Encontrei ainda gente do Catar, Taiwan, Espanha, Portugal, Suíça, Chile, Austrália e Estados Unidos passando pelos mesmos lugares por onde andei. E muitos brasileiros. As pessoas saíram de suas casas, deixaram suas rotinas e fizeram suas mochilas muitas vezes por motivos tão parecidos. Ou se não foram os motivos, foram os sentimentos e esse estado de ser só. Sozinho em pensamento ou na vida mesmo.

Nessa jornada, ouvi histórias de corações partidos, recomeços, amores novos, buscas, dúvidas, esperas, sonhos perdidos e esperanças reencontradas. Ouvi e vi a vida no outro como um espelho das dores e das alegrias que compõem o meu próprio dia a dia. E assim, viajei com meus sentidos olhando a paisagem pela janela desse trem que é a vida em festa e nos leva a um passeio cujo destino não sabemos, mas o que importa é aproveitar os passageiros, o encontro e o olhar sempre em frente.

════════════════════

**Objetivo:** Retome o relato de viagem acima e continue a escrevê-lo a partir da última frase.

[Registros de caixas de elementos]

════════════════════

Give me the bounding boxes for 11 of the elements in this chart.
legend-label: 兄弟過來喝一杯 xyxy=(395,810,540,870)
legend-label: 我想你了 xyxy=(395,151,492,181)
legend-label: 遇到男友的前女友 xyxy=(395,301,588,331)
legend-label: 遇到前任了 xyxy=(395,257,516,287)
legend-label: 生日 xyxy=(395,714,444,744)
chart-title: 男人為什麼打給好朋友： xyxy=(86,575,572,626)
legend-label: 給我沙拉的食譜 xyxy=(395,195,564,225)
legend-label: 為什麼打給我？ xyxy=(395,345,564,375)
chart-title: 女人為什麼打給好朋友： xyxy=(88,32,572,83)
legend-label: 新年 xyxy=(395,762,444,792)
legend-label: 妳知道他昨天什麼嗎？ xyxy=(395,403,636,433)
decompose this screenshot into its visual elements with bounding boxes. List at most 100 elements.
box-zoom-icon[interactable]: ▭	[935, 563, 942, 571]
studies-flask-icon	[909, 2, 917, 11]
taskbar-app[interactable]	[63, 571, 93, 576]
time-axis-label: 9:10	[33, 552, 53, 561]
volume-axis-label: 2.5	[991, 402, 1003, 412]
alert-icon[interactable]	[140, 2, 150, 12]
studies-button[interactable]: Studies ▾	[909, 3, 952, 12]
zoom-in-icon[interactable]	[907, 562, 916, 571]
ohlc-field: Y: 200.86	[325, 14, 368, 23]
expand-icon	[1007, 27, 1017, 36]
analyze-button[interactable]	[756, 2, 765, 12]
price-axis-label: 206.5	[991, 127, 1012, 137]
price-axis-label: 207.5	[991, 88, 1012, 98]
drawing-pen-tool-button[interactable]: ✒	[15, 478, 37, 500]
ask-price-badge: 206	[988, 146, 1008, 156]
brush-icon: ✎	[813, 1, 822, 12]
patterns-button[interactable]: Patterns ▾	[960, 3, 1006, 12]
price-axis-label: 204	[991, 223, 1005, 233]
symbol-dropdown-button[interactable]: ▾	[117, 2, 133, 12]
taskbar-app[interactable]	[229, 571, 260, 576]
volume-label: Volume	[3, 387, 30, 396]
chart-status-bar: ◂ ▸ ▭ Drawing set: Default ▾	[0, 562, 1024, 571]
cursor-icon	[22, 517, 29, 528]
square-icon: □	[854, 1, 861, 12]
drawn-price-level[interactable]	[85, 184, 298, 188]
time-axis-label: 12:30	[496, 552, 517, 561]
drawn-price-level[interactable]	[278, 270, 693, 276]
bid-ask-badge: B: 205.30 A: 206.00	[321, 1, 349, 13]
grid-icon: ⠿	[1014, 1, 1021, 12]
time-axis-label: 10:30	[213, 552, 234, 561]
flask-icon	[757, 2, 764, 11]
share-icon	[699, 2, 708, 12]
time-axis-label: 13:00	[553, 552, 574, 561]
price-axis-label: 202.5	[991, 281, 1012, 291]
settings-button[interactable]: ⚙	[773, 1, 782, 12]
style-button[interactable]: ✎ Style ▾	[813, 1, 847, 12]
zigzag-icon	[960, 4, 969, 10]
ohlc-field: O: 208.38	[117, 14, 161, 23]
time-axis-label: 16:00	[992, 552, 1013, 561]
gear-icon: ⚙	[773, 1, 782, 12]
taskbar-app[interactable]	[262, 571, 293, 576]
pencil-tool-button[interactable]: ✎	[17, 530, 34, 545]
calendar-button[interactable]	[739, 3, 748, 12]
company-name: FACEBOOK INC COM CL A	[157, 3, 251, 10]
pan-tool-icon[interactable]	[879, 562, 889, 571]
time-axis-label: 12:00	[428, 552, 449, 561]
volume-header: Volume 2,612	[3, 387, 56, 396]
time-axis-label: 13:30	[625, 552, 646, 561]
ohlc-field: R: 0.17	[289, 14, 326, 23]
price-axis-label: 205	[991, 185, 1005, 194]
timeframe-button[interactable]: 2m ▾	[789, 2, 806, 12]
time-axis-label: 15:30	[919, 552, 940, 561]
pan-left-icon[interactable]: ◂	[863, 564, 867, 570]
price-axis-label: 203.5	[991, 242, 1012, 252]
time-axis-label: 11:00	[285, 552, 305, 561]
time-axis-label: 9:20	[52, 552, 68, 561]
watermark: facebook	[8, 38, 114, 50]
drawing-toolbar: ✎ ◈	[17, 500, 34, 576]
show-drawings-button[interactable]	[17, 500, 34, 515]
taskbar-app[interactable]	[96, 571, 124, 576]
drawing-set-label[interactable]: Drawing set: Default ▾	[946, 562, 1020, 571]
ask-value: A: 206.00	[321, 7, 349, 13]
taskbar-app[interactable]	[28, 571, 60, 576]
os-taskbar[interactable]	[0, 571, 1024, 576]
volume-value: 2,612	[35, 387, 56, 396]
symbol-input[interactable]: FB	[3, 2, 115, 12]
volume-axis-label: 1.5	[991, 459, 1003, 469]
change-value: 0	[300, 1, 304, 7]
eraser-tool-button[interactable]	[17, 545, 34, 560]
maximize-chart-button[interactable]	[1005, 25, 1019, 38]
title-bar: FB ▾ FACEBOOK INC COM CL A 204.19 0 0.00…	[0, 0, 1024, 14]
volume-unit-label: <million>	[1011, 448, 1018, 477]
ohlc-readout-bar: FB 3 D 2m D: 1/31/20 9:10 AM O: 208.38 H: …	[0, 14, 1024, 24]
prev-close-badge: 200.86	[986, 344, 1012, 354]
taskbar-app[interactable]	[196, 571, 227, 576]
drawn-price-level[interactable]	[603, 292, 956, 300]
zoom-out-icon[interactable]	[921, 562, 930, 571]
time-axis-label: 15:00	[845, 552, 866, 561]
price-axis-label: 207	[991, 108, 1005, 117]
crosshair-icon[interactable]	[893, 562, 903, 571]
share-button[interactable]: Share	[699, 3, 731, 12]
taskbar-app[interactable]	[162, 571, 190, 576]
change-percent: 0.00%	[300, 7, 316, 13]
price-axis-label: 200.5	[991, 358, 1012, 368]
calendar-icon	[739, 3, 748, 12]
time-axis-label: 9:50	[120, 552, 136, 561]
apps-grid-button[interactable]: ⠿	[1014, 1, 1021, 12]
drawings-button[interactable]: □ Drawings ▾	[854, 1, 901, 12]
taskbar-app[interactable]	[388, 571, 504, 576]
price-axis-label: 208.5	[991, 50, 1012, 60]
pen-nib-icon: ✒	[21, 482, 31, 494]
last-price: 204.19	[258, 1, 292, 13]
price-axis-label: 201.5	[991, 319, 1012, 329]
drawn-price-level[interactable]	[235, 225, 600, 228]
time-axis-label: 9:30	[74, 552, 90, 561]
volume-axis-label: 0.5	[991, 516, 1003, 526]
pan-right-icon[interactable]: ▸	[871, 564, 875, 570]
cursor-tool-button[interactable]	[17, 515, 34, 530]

════════════════════

**Resultado:**
Sentada na janela do trem, vi ovelhas num vale de infinito verde, cujo horizonte era delimitado pelo crepúsculo anunciando a noite calma, seus últimos raios de luz iluminando o céu em azul, púrpura, laranja e amarelo. A paisagem bucólica se misturava às casas escocesas feitas de pedras sólidas dos séculos passados. Enquanto as cenas através da janela iam ficando para trás, junto com os meus bons e ruins dias já vividos, eu mirei a esperança na próxima estação, porque ela sempre espera a coragem de quem se encontra na solidão para seguir adiante.

Acredito que às vezes só conseguimos compreender nossos porquês quando encontramos pessoas que procuram as suas próprias respostas. Aqueles que sentem e entendem a sua dor. Mesmo se forem desconhecidos do outro lado do mundo, até gente de outros costumes e culturas. Mesmo diferentes, somos todos iguais.

Porque podemos estar separados por distâncias, mas estamos juntos pelos mesmos sonhos. E assim, deixamos de nos sentir tão sós.